■ **Aim of the exercise**: Can you pull out each line of the data below that includes the word "with"?

■ **Data entries**:
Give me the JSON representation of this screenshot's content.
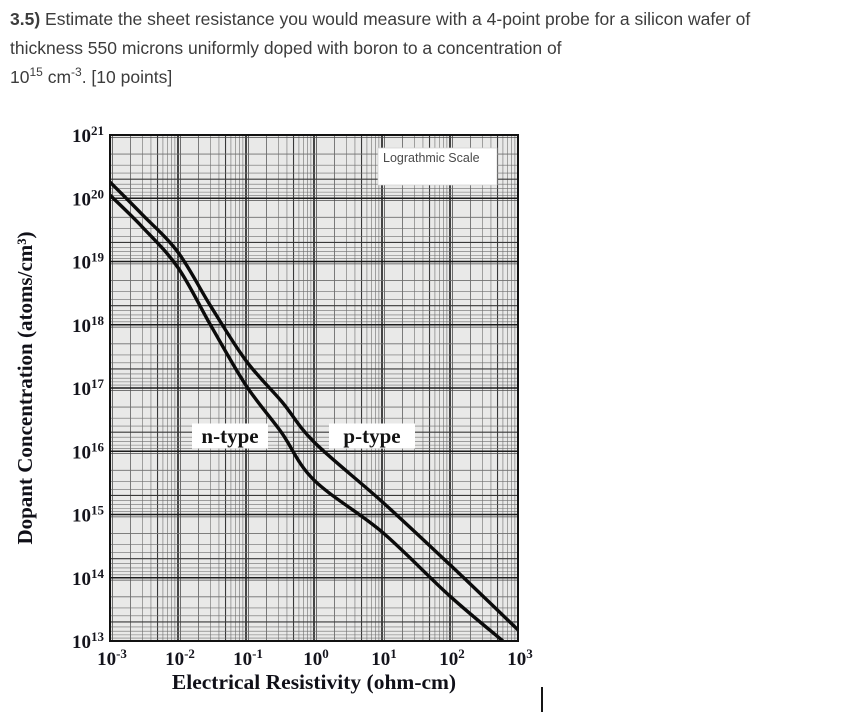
{
  "question": {
    "number": "3.5)",
    "line1": " Estimate the sheet resistance you would measure  with a 4-point probe for a silicon wafer of",
    "line2": "thickness 550 microns uniformly doped with boron to a concentration of",
    "l3_base1": "10",
    "l3_sup1": "15",
    "l3_base2": " cm",
    "l3_sup2": "-3",
    "l3_tail": ".  [10 points]",
    "text_color": "#3c3c3c"
  },
  "chart_data": {
    "type": "line",
    "x_scale": "log",
    "y_scale": "log",
    "title": "",
    "xlabel": "Electrical Resistivity (ohm-cm)",
    "ylabel": "Dopant Concentration (atoms/cm³)",
    "xlim": [
      0.001,
      1000
    ],
    "ylim": [
      10000000000000.0,
      1e+21
    ],
    "x_ticks": [
      "10^-3",
      "10^-2",
      "10^-1",
      "10^0",
      "10^1",
      "10^2",
      "10^3"
    ],
    "y_ticks": [
      "10^21",
      "10^20",
      "10^19",
      "10^18",
      "10^17",
      "10^16",
      "10^15",
      "10^14",
      "10^13"
    ],
    "grid": true,
    "legend_position": "none",
    "annotation": "Lograthmic Scale",
    "plot_bg": "#e9e9e8",
    "grid_major_color": "#1c1c1c",
    "grid_minor_color": "#6e6e6e",
    "curve_color": "#0b0b0b",
    "axis_text_color": "#14141c",
    "series": [
      {
        "name": "n-type",
        "points": [
          [
            0.001,
            1.12e+20
          ],
          [
            0.003,
            3.5e+19
          ],
          [
            0.01,
            8e+18
          ],
          [
            0.03,
            1e+18
          ],
          [
            0.1,
            1.1e+17
          ],
          [
            0.33,
            2e+16
          ],
          [
            1,
            3500000000000000.0
          ],
          [
            10,
            530000000000000.0
          ],
          [
            100,
            51000000000000.0
          ],
          [
            600,
            10000000000000.0
          ]
        ]
      },
      {
        "name": "p-type",
        "points": [
          [
            0.001,
            1.8e+20
          ],
          [
            0.003,
            5.5e+19
          ],
          [
            0.01,
            1.4e+19
          ],
          [
            0.03,
            2e+18
          ],
          [
            0.1,
            2.7e+17
          ],
          [
            0.34,
            6e+16
          ],
          [
            1,
            1.4e+16
          ],
          [
            10,
            1600000000000000.0
          ],
          [
            100,
            160000000000000.0
          ],
          [
            1000,
            15000000000000.0
          ]
        ]
      }
    ]
  }
}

■ **Written reply**:
    "line1": " Estimate the sheet resistance you would measure  with a 4-point probe for a silicon wafer of",
    "line2": "thickness 550 microns uniformly doped with boron to a concentration of",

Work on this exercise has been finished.